• [PROMPT]
Pictures do not belong in the copy, so please give every entry below again exactly.

• [AVAILABLE DATA]

━━━━━━━━━━━━━━━━

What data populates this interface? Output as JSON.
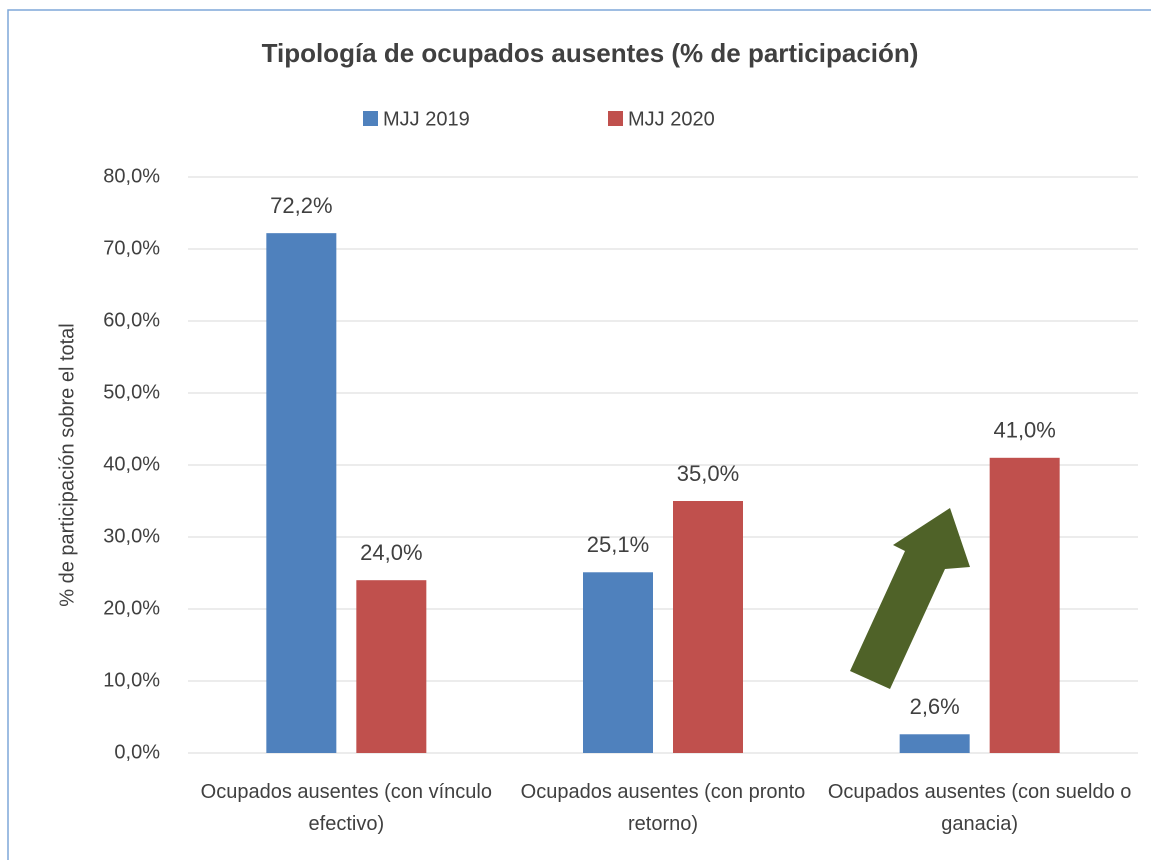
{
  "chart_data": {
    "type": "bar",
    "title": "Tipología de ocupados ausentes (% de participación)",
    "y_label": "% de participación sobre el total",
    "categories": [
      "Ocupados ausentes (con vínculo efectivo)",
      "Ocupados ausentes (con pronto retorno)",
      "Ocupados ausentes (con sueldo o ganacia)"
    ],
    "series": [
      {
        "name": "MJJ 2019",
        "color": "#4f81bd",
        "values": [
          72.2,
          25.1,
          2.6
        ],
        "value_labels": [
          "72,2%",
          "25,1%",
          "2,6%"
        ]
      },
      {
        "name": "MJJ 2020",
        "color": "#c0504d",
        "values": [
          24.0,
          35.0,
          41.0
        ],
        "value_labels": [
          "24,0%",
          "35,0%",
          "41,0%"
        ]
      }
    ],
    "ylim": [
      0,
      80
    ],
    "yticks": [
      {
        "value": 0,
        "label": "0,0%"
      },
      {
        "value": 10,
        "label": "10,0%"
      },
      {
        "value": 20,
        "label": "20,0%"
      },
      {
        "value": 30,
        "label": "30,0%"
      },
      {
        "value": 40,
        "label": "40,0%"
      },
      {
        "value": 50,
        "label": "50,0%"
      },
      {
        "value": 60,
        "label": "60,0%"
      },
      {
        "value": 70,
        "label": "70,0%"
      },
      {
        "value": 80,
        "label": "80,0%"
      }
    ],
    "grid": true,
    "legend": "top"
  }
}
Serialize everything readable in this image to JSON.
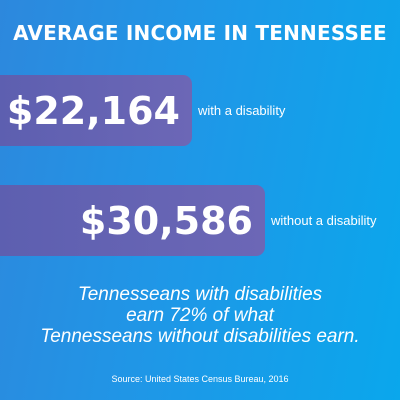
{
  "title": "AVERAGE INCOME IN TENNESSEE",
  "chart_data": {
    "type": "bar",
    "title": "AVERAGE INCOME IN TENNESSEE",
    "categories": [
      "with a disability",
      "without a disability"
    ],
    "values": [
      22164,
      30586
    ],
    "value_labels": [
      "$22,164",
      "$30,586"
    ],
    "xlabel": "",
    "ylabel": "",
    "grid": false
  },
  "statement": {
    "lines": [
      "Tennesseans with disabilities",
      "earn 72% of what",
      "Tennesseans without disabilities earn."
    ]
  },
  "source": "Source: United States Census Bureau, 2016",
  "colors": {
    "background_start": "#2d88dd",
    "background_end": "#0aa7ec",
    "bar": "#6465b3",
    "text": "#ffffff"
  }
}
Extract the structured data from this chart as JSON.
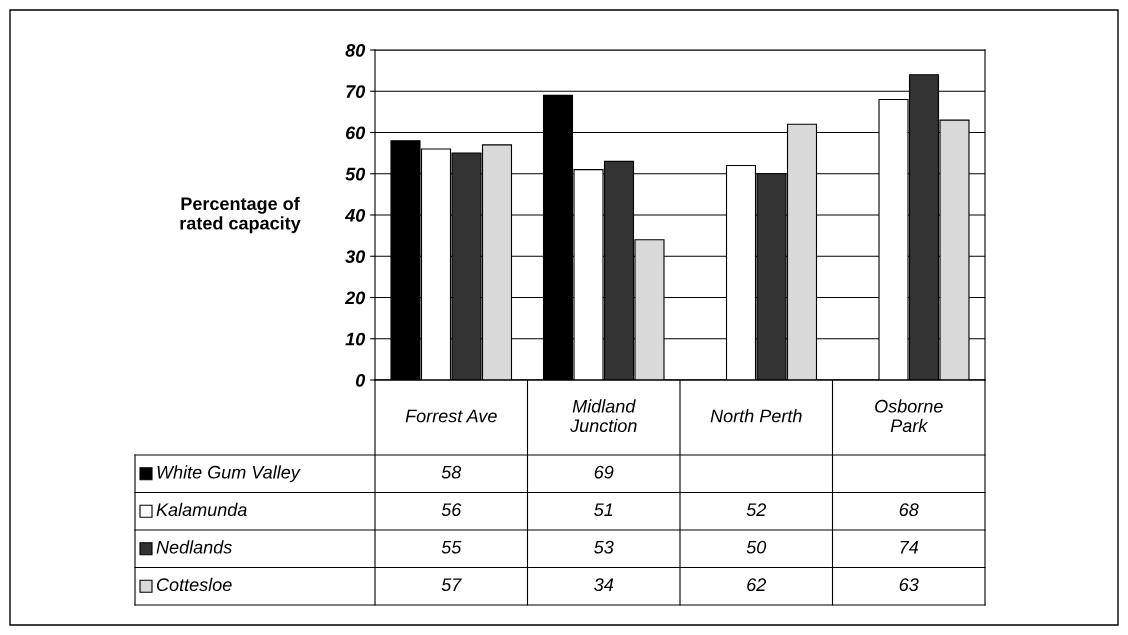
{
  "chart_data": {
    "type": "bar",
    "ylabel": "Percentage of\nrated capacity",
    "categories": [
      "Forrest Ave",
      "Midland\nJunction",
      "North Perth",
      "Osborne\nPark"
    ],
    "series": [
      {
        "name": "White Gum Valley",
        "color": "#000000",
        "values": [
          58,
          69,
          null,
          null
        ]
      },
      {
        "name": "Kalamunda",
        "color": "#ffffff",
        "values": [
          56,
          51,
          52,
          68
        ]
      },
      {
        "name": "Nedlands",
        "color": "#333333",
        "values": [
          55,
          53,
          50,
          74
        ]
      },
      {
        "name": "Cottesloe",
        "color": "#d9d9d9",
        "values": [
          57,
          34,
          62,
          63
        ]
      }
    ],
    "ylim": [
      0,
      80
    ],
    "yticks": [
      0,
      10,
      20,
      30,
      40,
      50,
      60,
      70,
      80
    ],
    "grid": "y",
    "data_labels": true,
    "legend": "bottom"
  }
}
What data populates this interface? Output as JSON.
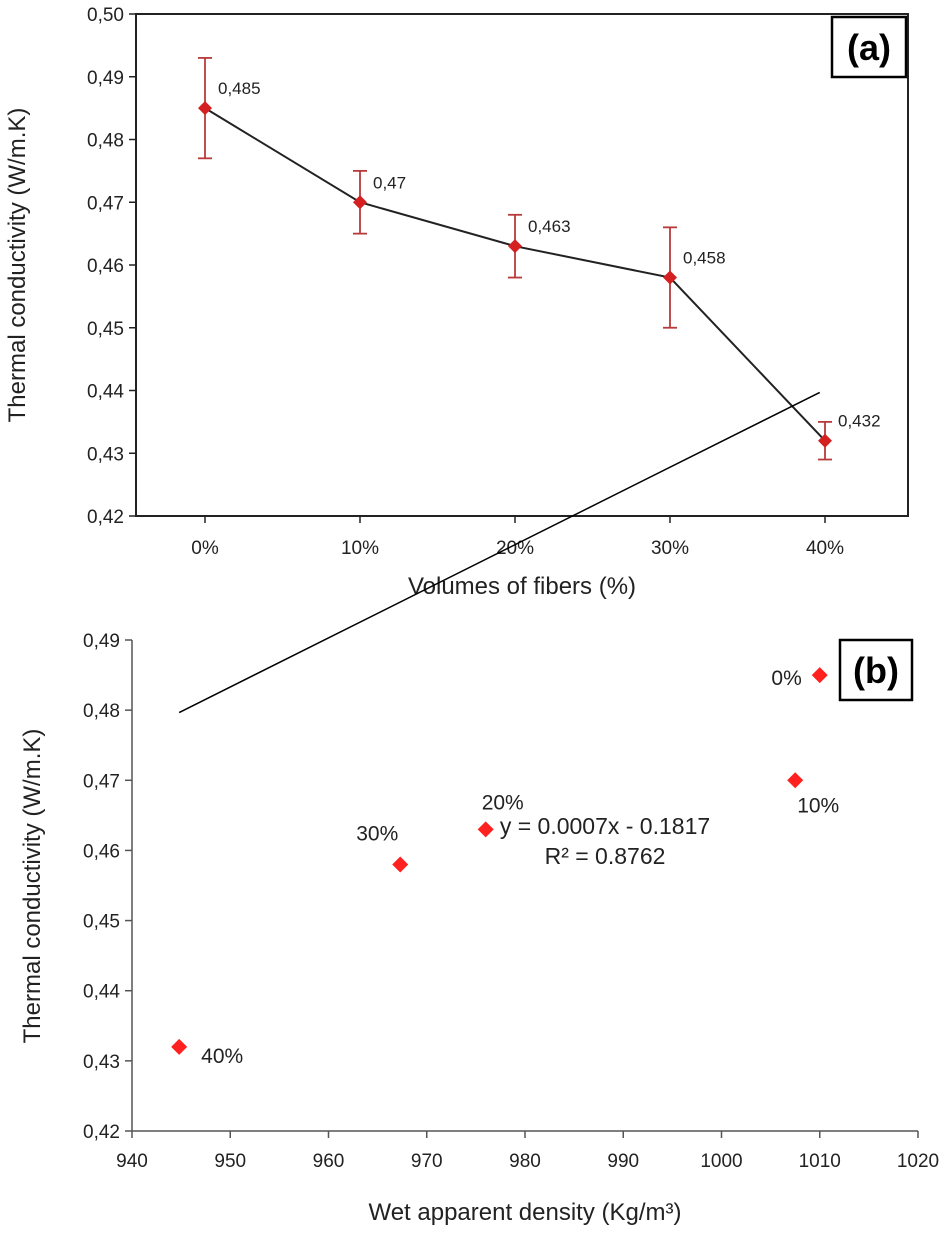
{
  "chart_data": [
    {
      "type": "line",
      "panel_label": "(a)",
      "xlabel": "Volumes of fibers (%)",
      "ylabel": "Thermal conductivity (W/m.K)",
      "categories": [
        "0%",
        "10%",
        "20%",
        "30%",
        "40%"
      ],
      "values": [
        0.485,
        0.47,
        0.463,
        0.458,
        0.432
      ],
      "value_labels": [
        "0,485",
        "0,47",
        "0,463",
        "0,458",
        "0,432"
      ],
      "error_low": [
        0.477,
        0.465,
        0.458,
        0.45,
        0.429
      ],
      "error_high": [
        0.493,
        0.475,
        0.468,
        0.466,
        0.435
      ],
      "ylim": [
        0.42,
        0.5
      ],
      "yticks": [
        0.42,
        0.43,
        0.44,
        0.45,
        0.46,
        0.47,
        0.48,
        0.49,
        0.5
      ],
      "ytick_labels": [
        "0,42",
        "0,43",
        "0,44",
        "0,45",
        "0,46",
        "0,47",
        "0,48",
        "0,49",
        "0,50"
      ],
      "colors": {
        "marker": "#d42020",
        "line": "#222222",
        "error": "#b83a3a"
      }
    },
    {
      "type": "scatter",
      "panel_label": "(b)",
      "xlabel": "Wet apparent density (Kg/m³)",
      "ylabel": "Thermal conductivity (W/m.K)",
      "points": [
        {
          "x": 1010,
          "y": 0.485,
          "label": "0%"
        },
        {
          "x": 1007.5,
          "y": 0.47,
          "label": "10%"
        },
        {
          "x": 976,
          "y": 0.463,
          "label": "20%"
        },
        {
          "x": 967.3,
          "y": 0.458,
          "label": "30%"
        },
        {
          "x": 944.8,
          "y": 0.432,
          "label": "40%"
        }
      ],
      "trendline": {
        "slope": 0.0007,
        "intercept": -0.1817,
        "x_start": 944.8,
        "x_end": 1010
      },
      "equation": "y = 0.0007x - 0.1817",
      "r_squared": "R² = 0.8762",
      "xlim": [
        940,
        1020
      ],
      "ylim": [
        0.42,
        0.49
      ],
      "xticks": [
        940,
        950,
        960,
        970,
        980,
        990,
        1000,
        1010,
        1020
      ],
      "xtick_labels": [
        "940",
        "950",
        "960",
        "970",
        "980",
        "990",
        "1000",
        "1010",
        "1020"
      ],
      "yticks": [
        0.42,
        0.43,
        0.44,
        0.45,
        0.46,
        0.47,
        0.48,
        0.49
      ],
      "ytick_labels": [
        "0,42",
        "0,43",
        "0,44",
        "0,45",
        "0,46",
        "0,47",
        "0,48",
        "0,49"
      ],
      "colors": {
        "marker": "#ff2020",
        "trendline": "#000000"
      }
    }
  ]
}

━━━━━━━━━━━━━━━━

• [THE RESPONSE]
What data populates this interface? Output as JSON.
{
  "chart_data": {
    "type": "bar",
    "title": "Tipología de ocupados ausentes (% de participación)",
    "y_label": "% de participación sobre el total",
    "categories": [
      "Ocupados ausentes (con vínculo efectivo)",
      "Ocupados ausentes (con pronto retorno)",
      "Ocupados ausentes (con sueldo o ganacia)"
    ],
    "series": [
      {
        "name": "MJJ 2019",
        "color": "#4f81bd",
        "values": [
          72.2,
          25.1,
          2.6
        ],
        "value_labels": [
          "72,2%",
          "25,1%",
          "2,6%"
        ]
      },
      {
        "name": "MJJ 2020",
        "color": "#c0504d",
        "values": [
          24.0,
          35.0,
          41.0
        ],
        "value_labels": [
          "24,0%",
          "35,0%",
          "41,0%"
        ]
      }
    ],
    "ylim": [
      0,
      80
    ],
    "yticks": [
      {
        "value": 0,
        "label": "0,0%"
      },
      {
        "value": 10,
        "label": "10,0%"
      },
      {
        "value": 20,
        "label": "20,0%"
      },
      {
        "value": 30,
        "label": "30,0%"
      },
      {
        "value": 40,
        "label": "40,0%"
      },
      {
        "value": 50,
        "label": "50,0%"
      },
      {
        "value": 60,
        "label": "60,0%"
      },
      {
        "value": 70,
        "label": "70,0%"
      },
      {
        "value": 80,
        "label": "80,0%"
      }
    ],
    "grid": true,
    "legend": "top"
  }
}
Serialize everything readable in this image to JSON.
{
  "title": "AVERAGE INCOME IN TENNESSEE",
  "chart_data": {
    "type": "bar",
    "title": "AVERAGE INCOME IN TENNESSEE",
    "categories": [
      "with a disability",
      "without a disability"
    ],
    "values": [
      22164,
      30586
    ],
    "value_labels": [
      "$22,164",
      "$30,586"
    ],
    "xlabel": "",
    "ylabel": "",
    "grid": false
  },
  "statement": {
    "lines": [
      "Tennesseans with disabilities",
      "earn 72% of what",
      "Tennesseans without disabilities earn."
    ]
  },
  "source": "Source: United States Census Bureau, 2016",
  "colors": {
    "background_start": "#2d88dd",
    "background_end": "#0aa7ec",
    "bar": "#6465b3",
    "text": "#ffffff"
  }
}
Extract the structured data from this chart as JSON.
{
  "chart_data": {
    "type": "bar",
    "ylabel": "Percentage of\nrated capacity",
    "categories": [
      "Forrest Ave",
      "Midland\nJunction",
      "North Perth",
      "Osborne\nPark"
    ],
    "series": [
      {
        "name": "White Gum Valley",
        "color": "#000000",
        "values": [
          58,
          69,
          null,
          null
        ]
      },
      {
        "name": "Kalamunda",
        "color": "#ffffff",
        "values": [
          56,
          51,
          52,
          68
        ]
      },
      {
        "name": "Nedlands",
        "color": "#333333",
        "values": [
          55,
          53,
          50,
          74
        ]
      },
      {
        "name": "Cottesloe",
        "color": "#d9d9d9",
        "values": [
          57,
          34,
          62,
          63
        ]
      }
    ],
    "ylim": [
      0,
      80
    ],
    "yticks": [
      0,
      10,
      20,
      30,
      40,
      50,
      60,
      70,
      80
    ],
    "grid": "y",
    "data_labels": true,
    "legend": "bottom"
  }
}
What data populates this interface? Output as JSON.
{
  "chart_data": [
    {
      "type": "line",
      "panel_label": "(a)",
      "xlabel": "Volumes of fibers (%)",
      "ylabel": "Thermal conductivity (W/m.K)",
      "categories": [
        "0%",
        "10%",
        "20%",
        "30%",
        "40%"
      ],
      "values": [
        0.485,
        0.47,
        0.463,
        0.458,
        0.432
      ],
      "value_labels": [
        "0,485",
        "0,47",
        "0,463",
        "0,458",
        "0,432"
      ],
      "error_low": [
        0.477,
        0.465,
        0.458,
        0.45,
        0.429
      ],
      "error_high": [
        0.493,
        0.475,
        0.468,
        0.466,
        0.435
      ],
      "ylim": [
        0.42,
        0.5
      ],
      "yticks": [
        0.42,
        0.43,
        0.44,
        0.45,
        0.46,
        0.47,
        0.48,
        0.49,
        0.5
      ],
      "ytick_labels": [
        "0,42",
        "0,43",
        "0,44",
        "0,45",
        "0,46",
        "0,47",
        "0,48",
        "0,49",
        "0,50"
      ],
      "colors": {
        "marker": "#d42020",
        "line": "#222222",
        "error": "#b83a3a"
      }
    },
    {
      "type": "scatter",
      "panel_label": "(b)",
      "xlabel": "Wet apparent density (Kg/m³)",
      "ylabel": "Thermal conductivity (W/m.K)",
      "points": [
        {
          "x": 1010,
          "y": 0.485,
          "label": "0%"
        },
        {
          "x": 1007.5,
          "y": 0.47,
          "label": "10%"
        },
        {
          "x": 976,
          "y": 0.463,
          "label": "20%"
        },
        {
          "x": 967.3,
          "y": 0.458,
          "label": "30%"
        },
        {
          "x": 944.8,
          "y": 0.432,
          "label": "40%"
        }
      ],
      "trendline": {
        "slope": 0.0007,
        "intercept": -0.1817,
        "x_start": 944.8,
        "x_end": 1010
      },
      "equation": "y = 0.0007x - 0.1817",
      "r_squared": "R² = 0.8762",
      "xlim": [
        940,
        1020
      ],
      "ylim": [
        0.42,
        0.49
      ],
      "xticks": [
        940,
        950,
        960,
        970,
        980,
        990,
        1000,
        1010,
        1020
      ],
      "xtick_labels": [
        "940",
        "950",
        "960",
        "970",
        "980",
        "990",
        "1000",
        "1010",
        "1020"
      ],
      "yticks": [
        0.42,
        0.43,
        0.44,
        0.45,
        0.46,
        0.47,
        0.48,
        0.49
      ],
      "ytick_labels": [
        "0,42",
        "0,43",
        "0,44",
        "0,45",
        "0,46",
        "0,47",
        "0,48",
        "0,49"
      ],
      "colors": {
        "marker": "#ff2020",
        "trendline": "#000000"
      }
    }
  ]
}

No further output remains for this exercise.